§ **Exercise details**: List all lines of the data containing the word "przed".

(Dataset entries)
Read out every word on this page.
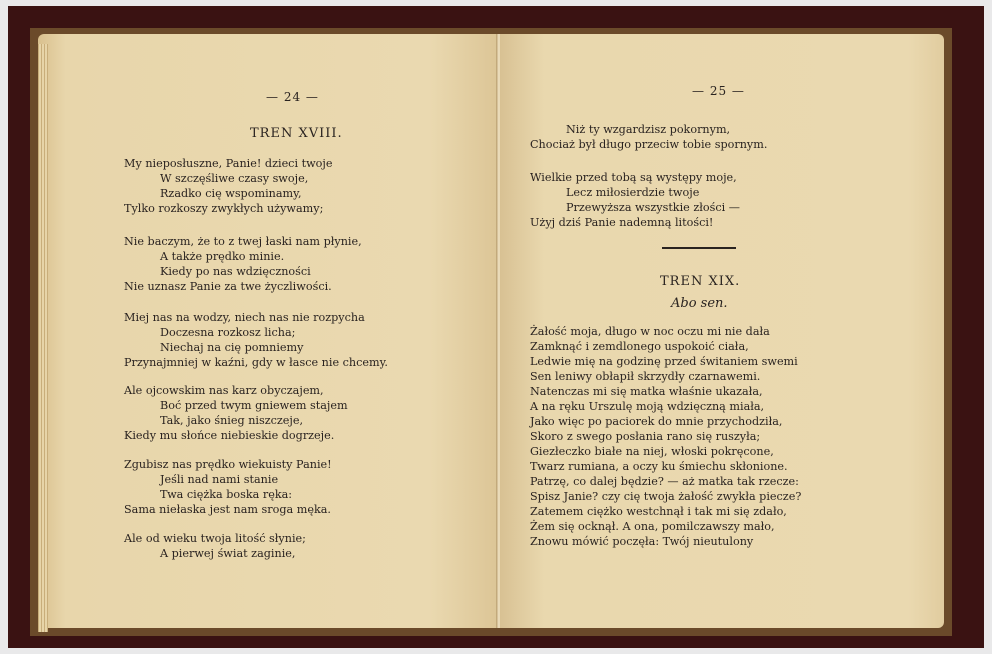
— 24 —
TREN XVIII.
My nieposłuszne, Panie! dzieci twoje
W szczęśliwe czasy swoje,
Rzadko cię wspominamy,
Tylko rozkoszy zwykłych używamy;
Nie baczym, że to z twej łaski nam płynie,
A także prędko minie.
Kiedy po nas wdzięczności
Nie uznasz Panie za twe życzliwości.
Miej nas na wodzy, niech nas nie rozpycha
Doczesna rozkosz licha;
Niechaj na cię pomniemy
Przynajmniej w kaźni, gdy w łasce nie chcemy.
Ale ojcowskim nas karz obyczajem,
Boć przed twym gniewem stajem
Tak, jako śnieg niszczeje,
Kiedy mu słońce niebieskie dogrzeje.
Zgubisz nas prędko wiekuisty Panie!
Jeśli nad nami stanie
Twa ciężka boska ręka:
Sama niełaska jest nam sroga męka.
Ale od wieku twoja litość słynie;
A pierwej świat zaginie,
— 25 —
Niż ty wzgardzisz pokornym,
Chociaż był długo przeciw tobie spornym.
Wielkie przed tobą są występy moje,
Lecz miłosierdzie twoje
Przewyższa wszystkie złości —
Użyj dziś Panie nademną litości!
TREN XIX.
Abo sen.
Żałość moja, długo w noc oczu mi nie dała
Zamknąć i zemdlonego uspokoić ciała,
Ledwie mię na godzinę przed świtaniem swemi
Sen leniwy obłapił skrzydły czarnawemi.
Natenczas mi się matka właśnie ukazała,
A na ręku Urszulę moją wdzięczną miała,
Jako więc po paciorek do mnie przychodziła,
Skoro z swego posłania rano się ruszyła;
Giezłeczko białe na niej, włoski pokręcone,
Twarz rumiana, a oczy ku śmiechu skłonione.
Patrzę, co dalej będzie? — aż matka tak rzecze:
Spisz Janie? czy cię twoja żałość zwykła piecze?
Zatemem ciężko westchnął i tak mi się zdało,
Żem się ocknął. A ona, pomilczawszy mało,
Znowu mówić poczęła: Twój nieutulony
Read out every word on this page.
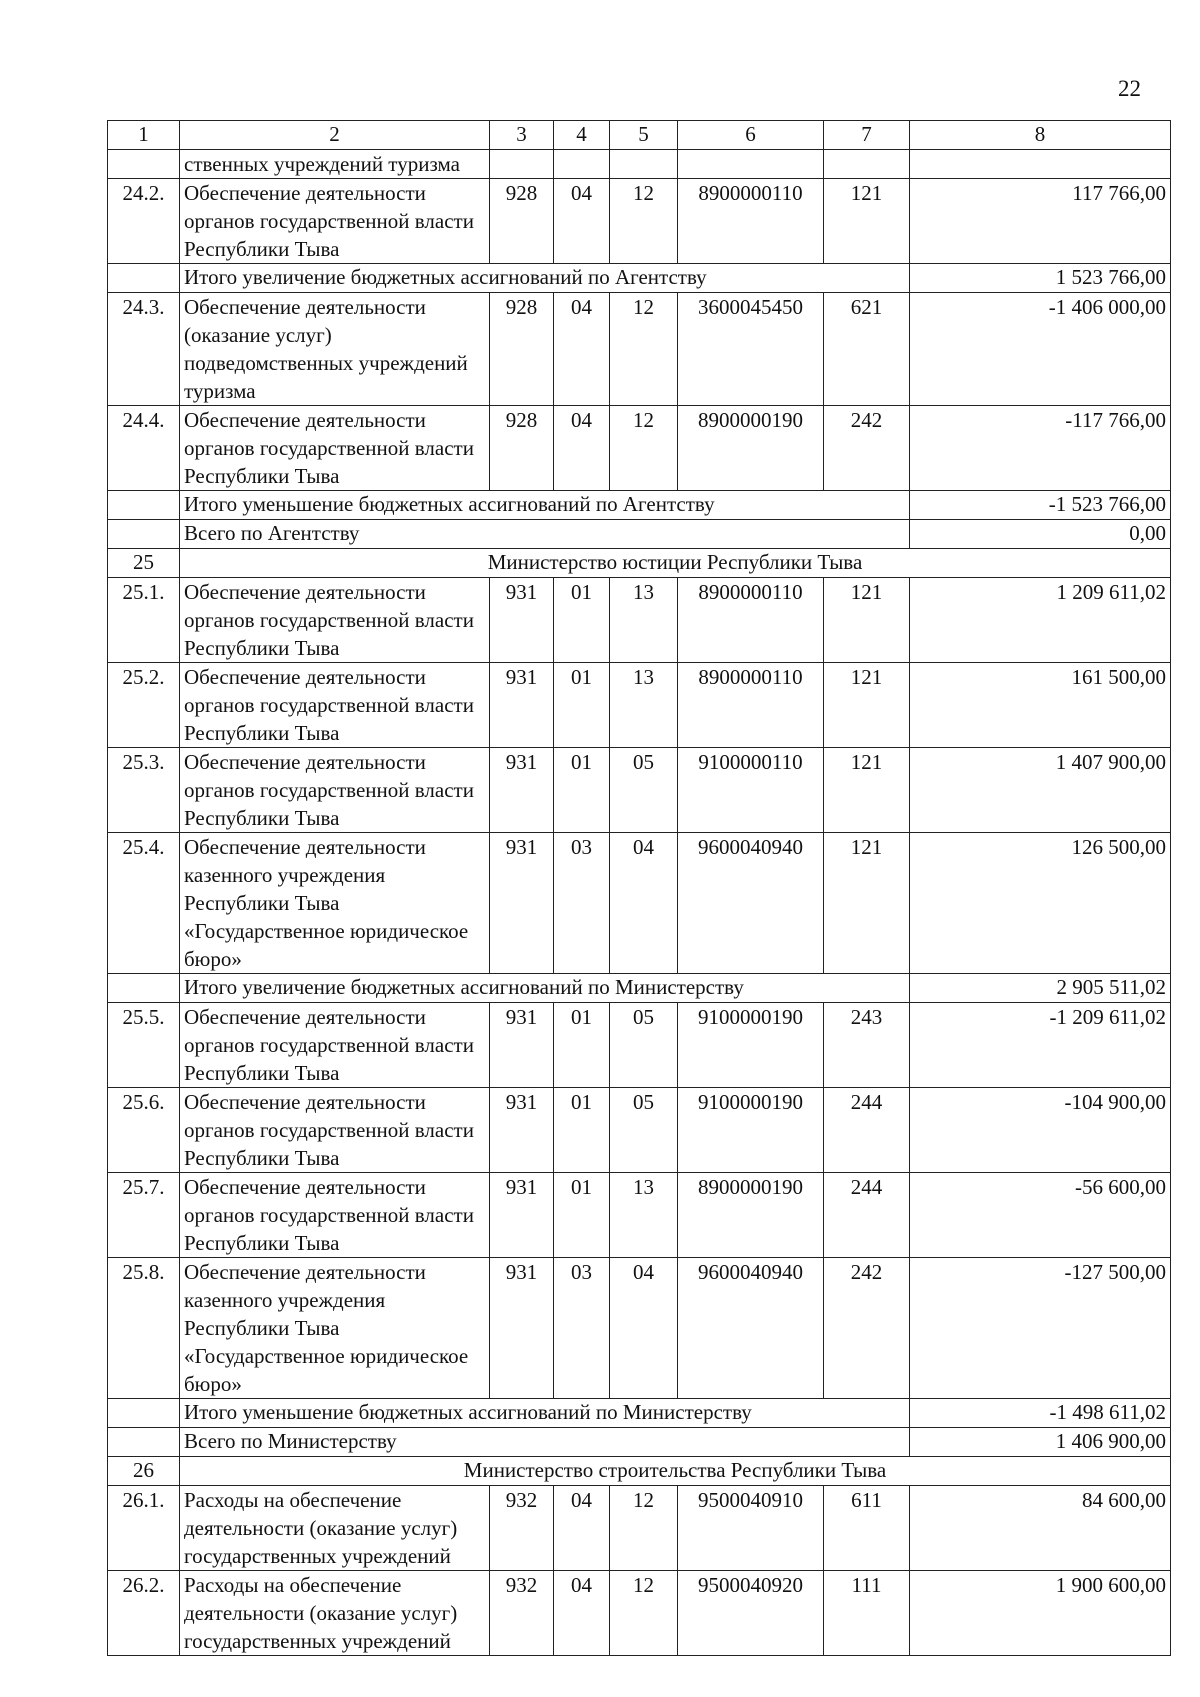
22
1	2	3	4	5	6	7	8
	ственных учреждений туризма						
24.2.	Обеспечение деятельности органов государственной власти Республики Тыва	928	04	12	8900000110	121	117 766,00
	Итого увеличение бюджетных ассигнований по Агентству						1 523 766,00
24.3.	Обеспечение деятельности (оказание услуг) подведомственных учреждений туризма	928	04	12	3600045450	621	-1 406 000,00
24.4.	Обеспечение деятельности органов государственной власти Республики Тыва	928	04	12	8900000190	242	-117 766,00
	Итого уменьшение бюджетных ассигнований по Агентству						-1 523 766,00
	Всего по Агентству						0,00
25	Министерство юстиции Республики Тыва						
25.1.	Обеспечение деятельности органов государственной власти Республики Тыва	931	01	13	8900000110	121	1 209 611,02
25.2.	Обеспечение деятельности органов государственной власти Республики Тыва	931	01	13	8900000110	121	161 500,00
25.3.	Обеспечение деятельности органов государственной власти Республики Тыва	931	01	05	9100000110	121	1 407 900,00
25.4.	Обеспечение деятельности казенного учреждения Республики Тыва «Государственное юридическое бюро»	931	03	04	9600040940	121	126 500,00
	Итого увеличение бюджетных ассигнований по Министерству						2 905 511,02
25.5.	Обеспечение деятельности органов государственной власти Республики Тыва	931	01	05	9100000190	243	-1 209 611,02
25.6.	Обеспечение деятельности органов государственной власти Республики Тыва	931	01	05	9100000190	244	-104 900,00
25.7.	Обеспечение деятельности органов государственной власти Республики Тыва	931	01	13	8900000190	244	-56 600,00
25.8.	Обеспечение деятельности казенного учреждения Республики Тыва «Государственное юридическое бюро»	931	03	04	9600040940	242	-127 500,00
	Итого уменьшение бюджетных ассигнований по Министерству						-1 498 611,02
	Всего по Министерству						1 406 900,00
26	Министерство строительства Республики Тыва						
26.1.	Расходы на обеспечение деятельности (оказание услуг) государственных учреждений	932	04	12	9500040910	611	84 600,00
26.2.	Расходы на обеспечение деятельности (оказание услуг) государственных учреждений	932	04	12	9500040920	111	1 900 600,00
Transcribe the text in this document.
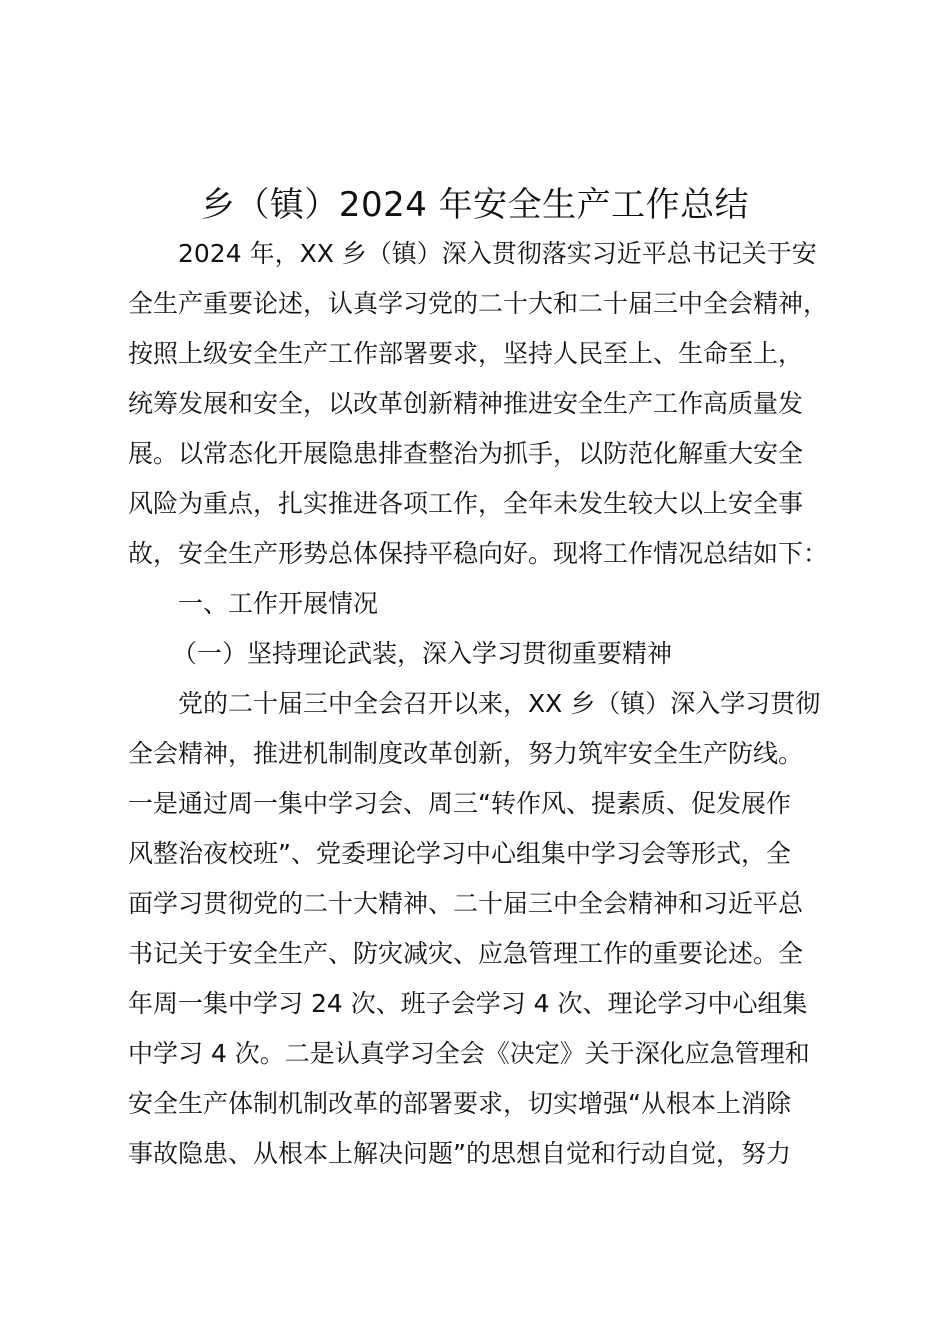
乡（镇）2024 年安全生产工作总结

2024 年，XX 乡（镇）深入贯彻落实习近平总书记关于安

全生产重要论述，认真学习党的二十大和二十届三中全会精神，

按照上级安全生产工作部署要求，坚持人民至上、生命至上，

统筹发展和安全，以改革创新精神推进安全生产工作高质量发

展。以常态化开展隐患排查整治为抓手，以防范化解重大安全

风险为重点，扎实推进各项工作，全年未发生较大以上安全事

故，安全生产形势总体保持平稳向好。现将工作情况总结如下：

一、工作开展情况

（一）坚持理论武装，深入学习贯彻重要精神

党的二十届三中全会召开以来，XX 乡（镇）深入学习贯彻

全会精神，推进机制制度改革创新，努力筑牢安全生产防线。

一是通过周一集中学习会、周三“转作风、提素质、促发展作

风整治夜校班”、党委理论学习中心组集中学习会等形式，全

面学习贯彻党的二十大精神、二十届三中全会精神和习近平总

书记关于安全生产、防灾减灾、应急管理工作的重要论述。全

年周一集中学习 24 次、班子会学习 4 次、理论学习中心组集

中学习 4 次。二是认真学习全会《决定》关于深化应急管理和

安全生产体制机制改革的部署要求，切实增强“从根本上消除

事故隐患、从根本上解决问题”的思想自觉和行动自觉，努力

§ **Written response**:
Boć przed twym gniewem stajem
Wielkie przed tobą są występy moje,
Ledwie mię na godzinę przed świtaniem swemi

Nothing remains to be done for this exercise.